**Required task**
All records should be reproduced verbatim.

[start of Data provided]

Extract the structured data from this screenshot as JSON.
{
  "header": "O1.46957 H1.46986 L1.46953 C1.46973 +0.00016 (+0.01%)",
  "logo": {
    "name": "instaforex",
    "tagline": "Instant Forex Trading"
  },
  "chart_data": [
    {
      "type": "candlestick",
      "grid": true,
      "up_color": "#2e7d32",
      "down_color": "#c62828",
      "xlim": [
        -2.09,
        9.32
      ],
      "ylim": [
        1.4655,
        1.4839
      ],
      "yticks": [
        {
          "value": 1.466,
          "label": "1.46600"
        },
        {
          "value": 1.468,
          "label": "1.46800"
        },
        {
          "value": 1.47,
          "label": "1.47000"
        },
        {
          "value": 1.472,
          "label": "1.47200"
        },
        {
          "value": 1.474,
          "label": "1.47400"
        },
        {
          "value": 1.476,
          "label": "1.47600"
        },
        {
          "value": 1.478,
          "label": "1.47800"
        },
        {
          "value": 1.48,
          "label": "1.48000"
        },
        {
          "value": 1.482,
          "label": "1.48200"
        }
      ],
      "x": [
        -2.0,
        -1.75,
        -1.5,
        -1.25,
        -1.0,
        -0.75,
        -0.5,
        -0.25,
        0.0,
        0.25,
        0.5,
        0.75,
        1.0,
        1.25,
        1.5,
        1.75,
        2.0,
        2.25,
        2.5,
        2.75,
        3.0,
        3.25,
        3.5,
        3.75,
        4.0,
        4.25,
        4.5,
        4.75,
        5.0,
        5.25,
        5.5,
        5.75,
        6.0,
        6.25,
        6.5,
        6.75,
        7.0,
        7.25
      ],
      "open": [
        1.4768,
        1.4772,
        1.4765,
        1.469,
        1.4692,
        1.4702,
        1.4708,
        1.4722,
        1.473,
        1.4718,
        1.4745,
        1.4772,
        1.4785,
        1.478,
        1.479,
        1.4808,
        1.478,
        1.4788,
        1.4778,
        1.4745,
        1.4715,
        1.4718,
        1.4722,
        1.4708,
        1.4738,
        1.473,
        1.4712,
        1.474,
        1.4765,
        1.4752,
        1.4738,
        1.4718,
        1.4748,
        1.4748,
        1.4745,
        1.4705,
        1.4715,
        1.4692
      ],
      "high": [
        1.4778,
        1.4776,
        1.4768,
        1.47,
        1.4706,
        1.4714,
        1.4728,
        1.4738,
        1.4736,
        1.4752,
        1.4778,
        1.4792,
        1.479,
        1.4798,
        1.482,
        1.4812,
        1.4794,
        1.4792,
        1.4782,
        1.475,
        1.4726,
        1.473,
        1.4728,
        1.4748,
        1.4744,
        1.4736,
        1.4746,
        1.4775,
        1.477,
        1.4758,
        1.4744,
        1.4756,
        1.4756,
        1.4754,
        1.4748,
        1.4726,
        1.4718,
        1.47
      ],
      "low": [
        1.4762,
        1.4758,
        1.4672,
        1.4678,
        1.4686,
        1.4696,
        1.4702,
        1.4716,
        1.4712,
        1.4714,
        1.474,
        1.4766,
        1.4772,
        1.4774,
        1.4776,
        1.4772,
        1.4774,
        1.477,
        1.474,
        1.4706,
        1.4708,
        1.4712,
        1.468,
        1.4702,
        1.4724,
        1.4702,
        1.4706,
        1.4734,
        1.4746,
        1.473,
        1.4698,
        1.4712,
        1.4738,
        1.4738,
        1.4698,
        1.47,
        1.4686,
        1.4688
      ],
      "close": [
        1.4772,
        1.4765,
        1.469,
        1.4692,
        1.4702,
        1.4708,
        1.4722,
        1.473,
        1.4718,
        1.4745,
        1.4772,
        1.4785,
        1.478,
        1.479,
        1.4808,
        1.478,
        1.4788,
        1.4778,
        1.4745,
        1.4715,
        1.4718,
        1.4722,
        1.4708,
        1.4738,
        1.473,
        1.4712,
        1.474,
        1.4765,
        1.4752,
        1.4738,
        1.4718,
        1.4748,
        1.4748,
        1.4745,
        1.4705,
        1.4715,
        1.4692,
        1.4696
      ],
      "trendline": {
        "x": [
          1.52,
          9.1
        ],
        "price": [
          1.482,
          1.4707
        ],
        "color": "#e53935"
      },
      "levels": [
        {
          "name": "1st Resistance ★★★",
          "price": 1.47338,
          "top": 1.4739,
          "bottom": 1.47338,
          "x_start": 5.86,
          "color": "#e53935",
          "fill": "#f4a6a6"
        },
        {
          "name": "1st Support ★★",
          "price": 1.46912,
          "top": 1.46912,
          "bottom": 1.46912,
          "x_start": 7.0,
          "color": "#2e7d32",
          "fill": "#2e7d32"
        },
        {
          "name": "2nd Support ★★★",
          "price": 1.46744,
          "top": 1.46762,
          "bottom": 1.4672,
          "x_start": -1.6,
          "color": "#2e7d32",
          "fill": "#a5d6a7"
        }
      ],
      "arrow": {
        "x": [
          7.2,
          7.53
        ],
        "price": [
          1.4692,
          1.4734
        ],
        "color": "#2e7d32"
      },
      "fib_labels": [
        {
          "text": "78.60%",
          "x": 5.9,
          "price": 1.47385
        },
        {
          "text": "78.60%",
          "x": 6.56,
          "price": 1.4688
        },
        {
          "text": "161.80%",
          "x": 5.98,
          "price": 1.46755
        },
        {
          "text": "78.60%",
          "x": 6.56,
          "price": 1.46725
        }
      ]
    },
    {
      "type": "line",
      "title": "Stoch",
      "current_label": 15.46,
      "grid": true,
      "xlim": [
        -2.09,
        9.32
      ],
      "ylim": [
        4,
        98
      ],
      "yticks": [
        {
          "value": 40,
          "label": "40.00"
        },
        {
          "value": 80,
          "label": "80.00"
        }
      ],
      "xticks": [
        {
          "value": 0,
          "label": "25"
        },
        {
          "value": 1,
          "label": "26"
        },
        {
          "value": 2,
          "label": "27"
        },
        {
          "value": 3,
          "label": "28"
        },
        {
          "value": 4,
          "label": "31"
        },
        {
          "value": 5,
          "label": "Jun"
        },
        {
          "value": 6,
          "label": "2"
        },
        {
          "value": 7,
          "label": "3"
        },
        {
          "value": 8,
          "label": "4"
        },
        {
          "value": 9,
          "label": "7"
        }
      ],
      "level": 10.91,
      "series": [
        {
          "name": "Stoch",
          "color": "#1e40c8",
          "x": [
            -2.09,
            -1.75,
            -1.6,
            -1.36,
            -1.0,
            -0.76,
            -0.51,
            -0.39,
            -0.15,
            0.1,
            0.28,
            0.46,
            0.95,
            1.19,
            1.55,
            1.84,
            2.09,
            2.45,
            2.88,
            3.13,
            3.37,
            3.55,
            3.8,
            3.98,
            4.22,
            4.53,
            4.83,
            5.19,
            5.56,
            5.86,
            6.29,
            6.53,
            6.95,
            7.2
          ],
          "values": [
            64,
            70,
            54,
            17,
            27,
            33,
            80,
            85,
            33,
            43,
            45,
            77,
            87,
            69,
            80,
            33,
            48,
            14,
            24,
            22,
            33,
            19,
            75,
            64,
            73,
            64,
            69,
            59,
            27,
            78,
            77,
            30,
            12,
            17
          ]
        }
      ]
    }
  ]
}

[end of Data provided]

**Solution**
Extract the structured data from this screenshot as JSON.
{
  "header": "O1.46957 H1.46986 L1.46953 C1.46973 +0.00016 (+0.01%)",
  "logo": {
    "name": "instaforex",
    "tagline": "Instant Forex Trading"
  },
  "chart_data": [
    {
      "type": "candlestick",
      "grid": true,
      "up_color": "#2e7d32",
      "down_color": "#c62828",
      "xlim": [
        -2.09,
        9.32
      ],
      "ylim": [
        1.4655,
        1.4839
      ],
      "yticks": [
        {
          "value": 1.466,
          "label": "1.46600"
        },
        {
          "value": 1.468,
          "label": "1.46800"
        },
        {
          "value": 1.47,
          "label": "1.47000"
        },
        {
          "value": 1.472,
          "label": "1.47200"
        },
        {
          "value": 1.474,
          "label": "1.47400"
        },
        {
          "value": 1.476,
          "label": "1.47600"
        },
        {
          "value": 1.478,
          "label": "1.47800"
        },
        {
          "value": 1.48,
          "label": "1.48000"
        },
        {
          "value": 1.482,
          "label": "1.48200"
        }
      ],
      "x": [
        -2.0,
        -1.75,
        -1.5,
        -1.25,
        -1.0,
        -0.75,
        -0.5,
        -0.25,
        0.0,
        0.25,
        0.5,
        0.75,
        1.0,
        1.25,
        1.5,
        1.75,
        2.0,
        2.25,
        2.5,
        2.75,
        3.0,
        3.25,
        3.5,
        3.75,
        4.0,
        4.25,
        4.5,
        4.75,
        5.0,
        5.25,
        5.5,
        5.75,
        6.0,
        6.25,
        6.5,
        6.75,
        7.0,
        7.25
      ],
      "open": [
        1.4768,
        1.4772,
        1.4765,
        1.469,
        1.4692,
        1.4702,
        1.4708,
        1.4722,
        1.473,
        1.4718,
        1.4745,
        1.4772,
        1.4785,
        1.478,
        1.479,
        1.4808,
        1.478,
        1.4788,
        1.4778,
        1.4745,
        1.4715,
        1.4718,
        1.4722,
        1.4708,
        1.4738,
        1.473,
        1.4712,
        1.474,
        1.4765,
        1.4752,
        1.4738,
        1.4718,
        1.4748,
        1.4748,
        1.4745,
        1.4705,
        1.4715,
        1.4692
      ],
      "high": [
        1.4778,
        1.4776,
        1.4768,
        1.47,
        1.4706,
        1.4714,
        1.4728,
        1.4738,
        1.4736,
        1.4752,
        1.4778,
        1.4792,
        1.479,
        1.4798,
        1.482,
        1.4812,
        1.4794,
        1.4792,
        1.4782,
        1.475,
        1.4726,
        1.473,
        1.4728,
        1.4748,
        1.4744,
        1.4736,
        1.4746,
        1.4775,
        1.477,
        1.4758,
        1.4744,
        1.4756,
        1.4756,
        1.4754,
        1.4748,
        1.4726,
        1.4718,
        1.47
      ],
      "low": [
        1.4762,
        1.4758,
        1.4672,
        1.4678,
        1.4686,
        1.4696,
        1.4702,
        1.4716,
        1.4712,
        1.4714,
        1.474,
        1.4766,
        1.4772,
        1.4774,
        1.4776,
        1.4772,
        1.4774,
        1.477,
        1.474,
        1.4706,
        1.4708,
        1.4712,
        1.468,
        1.4702,
        1.4724,
        1.4702,
        1.4706,
        1.4734,
        1.4746,
        1.473,
        1.4698,
        1.4712,
        1.4738,
        1.4738,
        1.4698,
        1.47,
        1.4686,
        1.4688
      ],
      "close": [
        1.4772,
        1.4765,
        1.469,
        1.4692,
        1.4702,
        1.4708,
        1.4722,
        1.473,
        1.4718,
        1.4745,
        1.4772,
        1.4785,
        1.478,
        1.479,
        1.4808,
        1.478,
        1.4788,
        1.4778,
        1.4745,
        1.4715,
        1.4718,
        1.4722,
        1.4708,
        1.4738,
        1.473,
        1.4712,
        1.474,
        1.4765,
        1.4752,
        1.4738,
        1.4718,
        1.4748,
        1.4748,
        1.4745,
        1.4705,
        1.4715,
        1.4692,
        1.4696
      ],
      "trendline": {
        "x": [
          1.52,
          9.1
        ],
        "price": [
          1.482,
          1.4707
        ],
        "color": "#e53935"
      },
      "levels": [
        {
          "name": "1st Resistance ★★★",
          "price": 1.47338,
          "top": 1.4739,
          "bottom": 1.47338,
          "x_start": 5.86,
          "color": "#e53935",
          "fill": "#f4a6a6"
        },
        {
          "name": "1st Support ★★",
          "price": 1.46912,
          "top": 1.46912,
          "bottom": 1.46912,
          "x_start": 7.0,
          "color": "#2e7d32",
          "fill": "#2e7d32"
        },
        {
          "name": "2nd Support ★★★",
          "price": 1.46744,
          "top": 1.46762,
          "bottom": 1.4672,
          "x_start": -1.6,
          "color": "#2e7d32",
          "fill": "#a5d6a7"
        }
      ],
      "arrow": {
        "x": [
          7.2,
          7.53
        ],
        "price": [
          1.4692,
          1.4734
        ],
        "color": "#2e7d32"
      },
      "fib_labels": [
        {
          "text": "78.60%",
          "x": 5.9,
          "price": 1.47385
        },
        {
          "text": "78.60%",
          "x": 6.56,
          "price": 1.4688
        },
        {
          "text": "161.80%",
          "x": 5.98,
          "price": 1.46755
        },
        {
          "text": "78.60%",
          "x": 6.56,
          "price": 1.46725
        }
      ]
    },
    {
      "type": "line",
      "title": "Stoch",
      "current_label": 15.46,
      "grid": true,
      "xlim": [
        -2.09,
        9.32
      ],
      "ylim": [
        4,
        98
      ],
      "yticks": [
        {
          "value": 40,
          "label": "40.00"
        },
        {
          "value": 80,
          "label": "80.00"
        }
      ],
      "xticks": [
        {
          "value": 0,
          "label": "25"
        },
        {
          "value": 1,
          "label": "26"
        },
        {
          "value": 2,
          "label": "27"
        },
        {
          "value": 3,
          "label": "28"
        },
        {
          "value": 4,
          "label": "31"
        },
        {
          "value": 5,
          "label": "Jun"
        },
        {
          "value": 6,
          "label": "2"
        },
        {
          "value": 7,
          "label": "3"
        },
        {
          "value": 8,
          "label": "4"
        },
        {
          "value": 9,
          "label": "7"
        }
      ],
      "level": 10.91,
      "series": [
        {
          "name": "Stoch",
          "color": "#1e40c8",
          "x": [
            -2.09,
            -1.75,
            -1.6,
            -1.36,
            -1.0,
            -0.76,
            -0.51,
            -0.39,
            -0.15,
            0.1,
            0.28,
            0.46,
            0.95,
            1.19,
            1.55,
            1.84,
            2.09,
            2.45,
            2.88,
            3.13,
            3.37,
            3.55,
            3.8,
            3.98,
            4.22,
            4.53,
            4.83,
            5.19,
            5.56,
            5.86,
            6.29,
            6.53,
            6.95,
            7.2
          ],
          "values": [
            64,
            70,
            54,
            17,
            27,
            33,
            80,
            85,
            33,
            43,
            45,
            77,
            87,
            69,
            80,
            33,
            48,
            14,
            24,
            22,
            33,
            19,
            75,
            64,
            73,
            64,
            69,
            59,
            27,
            78,
            77,
            30,
            12,
            17
          ]
        }
      ]
    }
  ]
}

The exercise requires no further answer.